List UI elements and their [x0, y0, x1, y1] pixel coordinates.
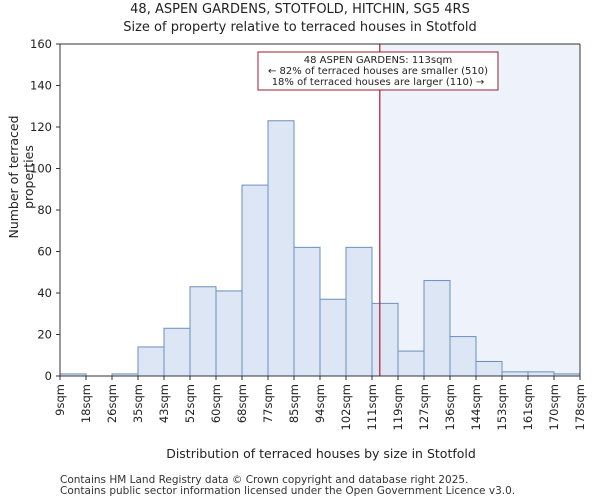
- x-tick-label: 26sqm: [105, 384, 119, 423]
- histogram-bar: [241, 184, 269, 377]
- histogram-bar: [189, 286, 217, 377]
- x-tick-label: 85sqm: [287, 384, 301, 423]
- y-axis-label: Number of terraced properties: [6, 115, 36, 239]
- x-tick-label: 136sqm: [443, 384, 457, 430]
- chart-title: 48, ASPEN GARDENS, STOTFOLD, HITCHIN, SG…: [130, 2, 470, 17]
- y-tick-label: 160: [30, 37, 52, 51]
- histogram-bar: [371, 302, 399, 377]
- x-tick-label: 94sqm: [313, 384, 327, 423]
- x-tick-label: 52sqm: [183, 384, 197, 423]
- x-tick-label: 18sqm: [79, 384, 93, 423]
- larger-region-highlight: [379, 44, 580, 376]
- x-tick-label: 77sqm: [261, 384, 275, 423]
- x-tick-label: 60sqm: [209, 384, 223, 423]
- annotation-box: [257, 51, 499, 91]
- y-tick-label: 40: [37, 286, 52, 300]
- histogram-bar: [267, 120, 295, 377]
- x-tick-label: 144sqm: [469, 384, 483, 430]
- x-axis-label: Distribution of terraced houses by size …: [166, 446, 476, 461]
- histogram-bar: [475, 360, 503, 377]
- x-tick-label: 102sqm: [339, 384, 353, 430]
- x-tick-label: 170sqm: [547, 384, 561, 430]
- histogram-bar: [293, 246, 321, 377]
- footer-copyright: Contains HM Land Registry data © Crown c…: [60, 474, 469, 486]
- x-tick-label: 178sqm: [573, 384, 587, 430]
- x-tick-label: 153sqm: [495, 384, 509, 430]
- x-tick-label: 161sqm: [521, 384, 535, 430]
- y-tick-label: 60: [37, 245, 52, 259]
- y-tick-label: 20: [37, 328, 52, 342]
- y-tick-label: 0: [45, 369, 52, 383]
- histogram-bar: [449, 336, 477, 377]
- x-tick-label: 127sqm: [417, 384, 431, 430]
- annotation-line1: 48 ASPEN GARDENS: 113sqm: [304, 55, 452, 66]
- histogram-bar: [319, 298, 347, 377]
- histogram-bar: [215, 290, 243, 377]
- y-tick-label: 120: [30, 120, 52, 134]
- annotation-line3: 18% of terraced houses are larger (110) …: [272, 77, 485, 88]
- annotation-line2: ← 82% of terraced houses are smaller (51…: [268, 66, 488, 77]
- histogram-bar: [137, 346, 165, 377]
- histogram-bar: [345, 246, 373, 377]
- histogram-bar: [163, 327, 191, 377]
- y-tick-label: 80: [37, 203, 52, 217]
- y-tick-label: 140: [30, 79, 52, 93]
- x-tick-label: 119sqm: [391, 384, 405, 430]
- x-tick-label: 35sqm: [131, 384, 145, 423]
- footer-licence: Contains public sector information licen…: [60, 485, 516, 497]
- y-tick-label: 100: [30, 162, 52, 176]
- histogram-bar: [423, 280, 451, 377]
- x-tick-label: 9sqm: [53, 384, 67, 416]
- histogram-bar: [501, 371, 529, 377]
- histogram-bar: [527, 371, 555, 377]
- x-tick-label: 68sqm: [235, 384, 249, 423]
- chart-subtitle: Size of property relative to terraced ho…: [123, 20, 477, 35]
- histogram-bar: [397, 350, 425, 377]
- x-tick-label: 43sqm: [157, 384, 171, 423]
- x-tick-label: 111sqm: [365, 384, 379, 430]
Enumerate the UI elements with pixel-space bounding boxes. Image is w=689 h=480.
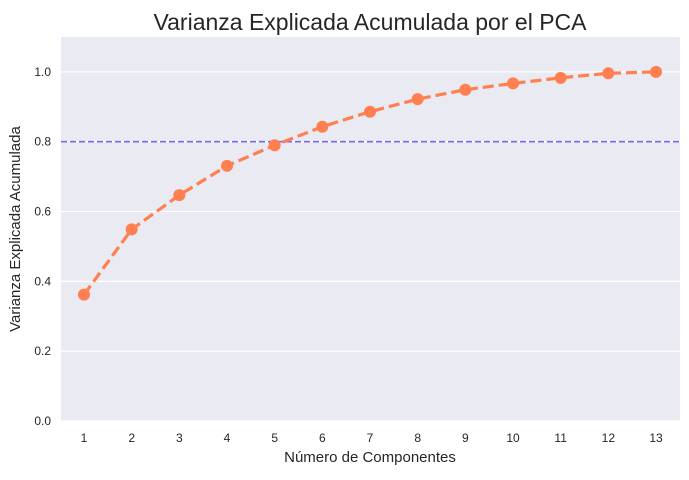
- data-point: [268, 139, 281, 152]
- series-group: [78, 65, 662, 301]
- data-point: [602, 67, 615, 80]
- x-tick-label: 5: [271, 431, 278, 445]
- data-point: [459, 83, 472, 96]
- x-tick-labels: 1 2 3 4 5 6 7 8 9 10 11 12 13: [81, 431, 663, 445]
- y-tick-label: 0.4: [34, 274, 51, 288]
- data-point: [507, 77, 519, 90]
- x-tick-label: 7: [367, 431, 374, 445]
- y-axis-label: Varianza Explicada Acumulada: [7, 126, 24, 332]
- data-point: [364, 105, 376, 118]
- y-tick-label: 1.0: [34, 65, 51, 79]
- x-tick-label: 13: [649, 431, 663, 445]
- plot-area: [61, 37, 680, 421]
- y-tick-label: 0.0: [34, 414, 51, 428]
- x-tick-label: 4: [224, 431, 231, 445]
- y-tick-label: 0.8: [34, 135, 51, 149]
- data-point: [411, 93, 424, 106]
- x-tick-label: 1: [81, 431, 88, 445]
- x-tick-label: 12: [602, 431, 616, 445]
- x-tick-label: 6: [319, 431, 326, 445]
- data-point: [173, 189, 186, 202]
- x-tick-label: 11: [554, 431, 567, 445]
- data-point: [316, 120, 329, 133]
- y-tick-labels: 0.0 0.2 0.4 0.6 0.8 1.0: [34, 65, 51, 428]
- data-point: [125, 223, 138, 236]
- data-point: [554, 71, 567, 84]
- x-tick-label: 9: [462, 431, 469, 445]
- y-tick-label: 0.2: [34, 344, 51, 358]
- x-tick-label: 8: [414, 431, 421, 445]
- chart-title: Varianza Explicada Acumulada por el PCA: [154, 9, 588, 35]
- y-tick-label: 0.6: [34, 205, 51, 219]
- x-tick-label: 2: [128, 431, 135, 445]
- data-point: [221, 159, 233, 172]
- data-point: [78, 288, 90, 301]
- x-tick-label: 3: [176, 431, 183, 445]
- x-tick-label: 10: [506, 431, 520, 445]
- data-point: [650, 65, 662, 78]
- x-axis-label: Número de Componentes: [284, 449, 456, 466]
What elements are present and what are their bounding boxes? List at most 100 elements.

(Job)
Take the part of the data that opens with the line containing "- data-point: [268, 139, 281, 152]" and closes with the line containing "- data-point: [78, 288, 90, 301]", and rewrite it as a numbered list. Include both end lines and omit any blank lines.

(The reply)
1. - data-point: [268, 139, 281, 152]
2. - series-group: [78, 65, 662, 301]
3. - data-point: [602, 67, 615, 80]
4. - x-tick-label: 5: [271, 431, 278, 445]
5. - data-point: [459, 83, 472, 96]
6. - x-tick-labels: 1 2 3 4 5 6 7 8 9 10 11 12 13: [81, 431, 663, 445]
7. - y-tick-label: 0.4: [34, 274, 51, 288]
8. - data-point: [507, 77, 519, 90]
9. - x-tick-label: 7: [367, 431, 374, 445]
10. - y-axis-label: Varianza Explicada Acumulada: [7, 126, 24, 332]
11. - data-point: [364, 105, 376, 118]
12. - y-tick-label: 1.0: [34, 65, 51, 79]
13. - x-tick-label: 13: [649, 431, 663, 445]
14. - plot-area: [61, 37, 680, 421]
15. - y-tick-label: 0.0: [34, 414, 51, 428]
16. - x-tick-label: 4: [224, 431, 231, 445]
17. - y-tick-label: 0.8: [34, 135, 51, 149]
18. - data-point: [411, 93, 424, 106]
19. - x-tick-label: 1: [81, 431, 88, 445]
20. - x-tick-label: 12: [602, 431, 616, 445]
21. - x-tick-label: 6: [319, 431, 326, 445]
22. - data-point: [173, 189, 186, 202]
23. - x-tick-label: 11: [554, 431, 567, 445]
24. - data-point: [316, 120, 329, 133]
25. - y-tick-labels: 0.0 0.2 0.4 0.6 0.8 1.0: [34, 65, 51, 428]
26. - data-point: [125, 223, 138, 236]
27. - data-point: [554, 71, 567, 84]
28. - x-tick-label: 9: [462, 431, 469, 445]
29. - y-tick-label: 0.2: [34, 344, 51, 358]
30. - x-tick-label: 8: [414, 431, 421, 445]
31. - chart-title: Varianza Explicada Acumulada por el PCA: [154, 9, 588, 35]
32. - y-tick-label: 0.6: [34, 205, 51, 219]
33. - x-tick-label: 2: [128, 431, 135, 445]
34. - data-point: [221, 159, 233, 172]
35. - data-point: [78, 288, 90, 301]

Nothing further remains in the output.